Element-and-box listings
++++++++++++++++++++
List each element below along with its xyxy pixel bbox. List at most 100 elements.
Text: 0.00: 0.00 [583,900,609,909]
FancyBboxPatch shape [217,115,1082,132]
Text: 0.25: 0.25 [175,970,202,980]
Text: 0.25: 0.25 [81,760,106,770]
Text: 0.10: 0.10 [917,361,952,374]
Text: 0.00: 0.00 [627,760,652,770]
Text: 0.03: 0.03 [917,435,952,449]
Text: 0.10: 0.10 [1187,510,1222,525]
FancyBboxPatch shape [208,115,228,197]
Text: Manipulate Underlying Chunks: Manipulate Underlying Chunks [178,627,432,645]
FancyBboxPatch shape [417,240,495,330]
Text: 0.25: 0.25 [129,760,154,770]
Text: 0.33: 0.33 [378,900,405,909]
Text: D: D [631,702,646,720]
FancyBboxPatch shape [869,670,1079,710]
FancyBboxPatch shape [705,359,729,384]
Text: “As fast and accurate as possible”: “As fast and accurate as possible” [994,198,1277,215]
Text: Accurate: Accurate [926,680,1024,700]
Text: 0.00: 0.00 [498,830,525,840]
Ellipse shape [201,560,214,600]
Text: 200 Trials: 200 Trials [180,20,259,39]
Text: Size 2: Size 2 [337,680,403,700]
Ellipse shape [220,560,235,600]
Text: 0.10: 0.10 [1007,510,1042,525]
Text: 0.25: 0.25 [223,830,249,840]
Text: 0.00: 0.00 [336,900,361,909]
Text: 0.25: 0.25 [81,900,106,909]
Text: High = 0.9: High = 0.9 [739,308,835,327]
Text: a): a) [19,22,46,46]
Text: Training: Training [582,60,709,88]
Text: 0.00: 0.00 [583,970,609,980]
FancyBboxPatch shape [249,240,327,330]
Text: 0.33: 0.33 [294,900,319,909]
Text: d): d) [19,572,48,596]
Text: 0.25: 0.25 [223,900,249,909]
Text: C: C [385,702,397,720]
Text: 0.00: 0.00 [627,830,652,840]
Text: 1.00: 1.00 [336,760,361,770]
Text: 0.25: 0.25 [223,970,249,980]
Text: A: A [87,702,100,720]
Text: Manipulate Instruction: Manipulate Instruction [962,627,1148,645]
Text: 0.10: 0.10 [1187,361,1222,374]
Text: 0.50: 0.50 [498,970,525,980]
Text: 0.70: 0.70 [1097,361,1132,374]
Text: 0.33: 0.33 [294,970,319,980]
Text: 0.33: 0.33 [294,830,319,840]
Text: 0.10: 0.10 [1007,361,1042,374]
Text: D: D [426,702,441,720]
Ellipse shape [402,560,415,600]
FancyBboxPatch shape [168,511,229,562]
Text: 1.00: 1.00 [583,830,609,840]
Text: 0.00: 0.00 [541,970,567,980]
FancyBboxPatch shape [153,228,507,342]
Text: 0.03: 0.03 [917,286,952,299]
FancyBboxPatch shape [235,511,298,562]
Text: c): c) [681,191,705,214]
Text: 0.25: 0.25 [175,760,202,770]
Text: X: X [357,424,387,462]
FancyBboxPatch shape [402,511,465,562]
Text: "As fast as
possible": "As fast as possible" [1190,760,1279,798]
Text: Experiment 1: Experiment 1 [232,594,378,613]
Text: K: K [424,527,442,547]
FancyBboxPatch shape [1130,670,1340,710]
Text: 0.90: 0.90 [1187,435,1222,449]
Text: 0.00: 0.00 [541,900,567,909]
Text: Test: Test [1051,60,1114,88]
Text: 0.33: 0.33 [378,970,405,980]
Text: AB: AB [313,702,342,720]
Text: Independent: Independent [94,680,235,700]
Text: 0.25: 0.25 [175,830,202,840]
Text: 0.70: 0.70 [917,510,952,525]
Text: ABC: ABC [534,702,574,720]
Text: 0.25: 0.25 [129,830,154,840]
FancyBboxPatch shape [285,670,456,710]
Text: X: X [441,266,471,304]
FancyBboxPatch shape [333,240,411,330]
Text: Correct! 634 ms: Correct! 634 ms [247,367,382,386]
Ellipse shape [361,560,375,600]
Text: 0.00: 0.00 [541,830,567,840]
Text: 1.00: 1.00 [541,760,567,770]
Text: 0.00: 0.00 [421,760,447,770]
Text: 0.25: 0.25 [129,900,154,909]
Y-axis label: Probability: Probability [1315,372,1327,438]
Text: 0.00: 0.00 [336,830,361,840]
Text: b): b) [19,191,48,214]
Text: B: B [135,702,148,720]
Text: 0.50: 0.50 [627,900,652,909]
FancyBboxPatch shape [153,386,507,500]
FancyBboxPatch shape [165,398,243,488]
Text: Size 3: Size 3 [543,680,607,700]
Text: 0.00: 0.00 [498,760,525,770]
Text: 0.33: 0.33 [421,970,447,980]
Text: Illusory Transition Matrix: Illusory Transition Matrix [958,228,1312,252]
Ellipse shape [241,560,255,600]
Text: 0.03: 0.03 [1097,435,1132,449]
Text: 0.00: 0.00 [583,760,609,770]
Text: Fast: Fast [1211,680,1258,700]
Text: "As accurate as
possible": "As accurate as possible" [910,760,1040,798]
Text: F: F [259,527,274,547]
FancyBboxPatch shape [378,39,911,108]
++++++++++++++++++++
:: What the task requires ::
Please return every line of the material above verbatim, without changing anything.

:: Complete response ::
List each element below along with its xyxy pixel bbox. List at most 100 elements.
Text: 0.00: 0.00 [583,900,609,909]
FancyBboxPatch shape [217,115,1082,132]
Text: 0.25: 0.25 [175,970,202,980]
Text: 0.25: 0.25 [81,760,106,770]
Text: 0.10: 0.10 [917,361,952,374]
Text: 0.00: 0.00 [627,760,652,770]
Text: 0.03: 0.03 [917,435,952,449]
Text: 0.10: 0.10 [1187,510,1222,525]
FancyBboxPatch shape [208,115,228,197]
Text: Manipulate Underlying Chunks: Manipulate Underlying Chunks [178,627,432,645]
FancyBboxPatch shape [417,240,495,330]
Text: 0.25: 0.25 [129,760,154,770]
Text: 0.33: 0.33 [378,900,405,909]
Text: D: D [631,702,646,720]
FancyBboxPatch shape [869,670,1079,710]
FancyBboxPatch shape [705,359,729,384]
Text: “As fast and accurate as possible”: “As fast and accurate as possible” [994,198,1277,215]
Text: Accurate: Accurate [926,680,1024,700]
Text: 0.00: 0.00 [498,830,525,840]
Ellipse shape [201,560,214,600]
Text: 200 Trials: 200 Trials [180,20,259,39]
Text: Size 2: Size 2 [337,680,403,700]
Ellipse shape [220,560,235,600]
Text: 0.10: 0.10 [1007,510,1042,525]
Text: 0.25: 0.25 [223,830,249,840]
Text: 0.00: 0.00 [336,900,361,909]
Text: 0.25: 0.25 [81,900,106,909]
Text: High = 0.9: High = 0.9 [739,308,835,327]
Text: a): a) [19,22,46,46]
Text: Training: Training [582,60,709,88]
Text: 0.00: 0.00 [583,970,609,980]
FancyBboxPatch shape [249,240,327,330]
Text: 0.33: 0.33 [294,900,319,909]
Text: d): d) [19,572,48,596]
Text: 0.25: 0.25 [223,900,249,909]
Text: C: C [385,702,397,720]
Text: 0.00: 0.00 [627,830,652,840]
Text: 1.00: 1.00 [336,760,361,770]
Text: 0.25: 0.25 [223,970,249,980]
Text: A: A [87,702,100,720]
Text: Manipulate Instruction: Manipulate Instruction [962,627,1148,645]
Text: 0.10: 0.10 [1187,361,1222,374]
Text: 0.50: 0.50 [498,970,525,980]
Text: 0.70: 0.70 [1097,361,1132,374]
Text: 0.33: 0.33 [294,970,319,980]
Text: 0.33: 0.33 [294,830,319,840]
Text: 0.10: 0.10 [1007,361,1042,374]
Text: D: D [426,702,441,720]
Ellipse shape [402,560,415,600]
FancyBboxPatch shape [168,511,229,562]
Text: 1.00: 1.00 [583,830,609,840]
Text: 0.00: 0.00 [541,970,567,980]
FancyBboxPatch shape [153,228,507,342]
Text: 0.03: 0.03 [917,286,952,299]
FancyBboxPatch shape [235,511,298,562]
Text: c): c) [681,191,705,214]
Text: 0.25: 0.25 [175,760,202,770]
Text: X: X [357,424,387,462]
FancyBboxPatch shape [402,511,465,562]
Text: "As fast as
possible": "As fast as possible" [1190,760,1279,798]
Text: Experiment 1: Experiment 1 [232,594,378,613]
Text: K: K [424,527,442,547]
FancyBboxPatch shape [1130,670,1340,710]
Text: 0.90: 0.90 [1187,435,1222,449]
Text: 0.00: 0.00 [541,900,567,909]
Text: Test: Test [1051,60,1114,88]
Text: 0.33: 0.33 [378,970,405,980]
Text: AB: AB [313,702,342,720]
Text: Independent: Independent [94,680,235,700]
Text: 0.25: 0.25 [175,830,202,840]
Text: 0.70: 0.70 [917,510,952,525]
Text: ABC: ABC [534,702,574,720]
Text: 0.25: 0.25 [129,830,154,840]
FancyBboxPatch shape [285,670,456,710]
Text: X: X [441,266,471,304]
FancyBboxPatch shape [333,240,411,330]
Text: Correct! 634 ms: Correct! 634 ms [247,367,382,386]
Ellipse shape [361,560,375,600]
Text: 0.00: 0.00 [541,830,567,840]
Text: 1.00: 1.00 [541,760,567,770]
Text: 0.00: 0.00 [421,760,447,770]
Text: 0.25: 0.25 [129,900,154,909]
Y-axis label: Probability: Probability [1315,372,1327,438]
Text: 0.00: 0.00 [336,830,361,840]
Text: b): b) [19,191,48,214]
Text: B: B [135,702,148,720]
Text: 0.50: 0.50 [627,900,652,909]
FancyBboxPatch shape [153,386,507,500]
FancyBboxPatch shape [165,398,243,488]
Text: Size 3: Size 3 [543,680,607,700]
Text: 0.00: 0.00 [498,760,525,770]
Text: 0.33: 0.33 [421,970,447,980]
Text: Illusory Transition Matrix: Illusory Transition Matrix [958,228,1312,252]
Ellipse shape [241,560,255,600]
Text: 0.03: 0.03 [1097,435,1132,449]
Text: 0.00: 0.00 [583,760,609,770]
Text: Fast: Fast [1211,680,1258,700]
Text: "As accurate as
possible": "As accurate as possible" [910,760,1040,798]
Text: F: F [259,527,274,547]
FancyBboxPatch shape [378,39,911,108]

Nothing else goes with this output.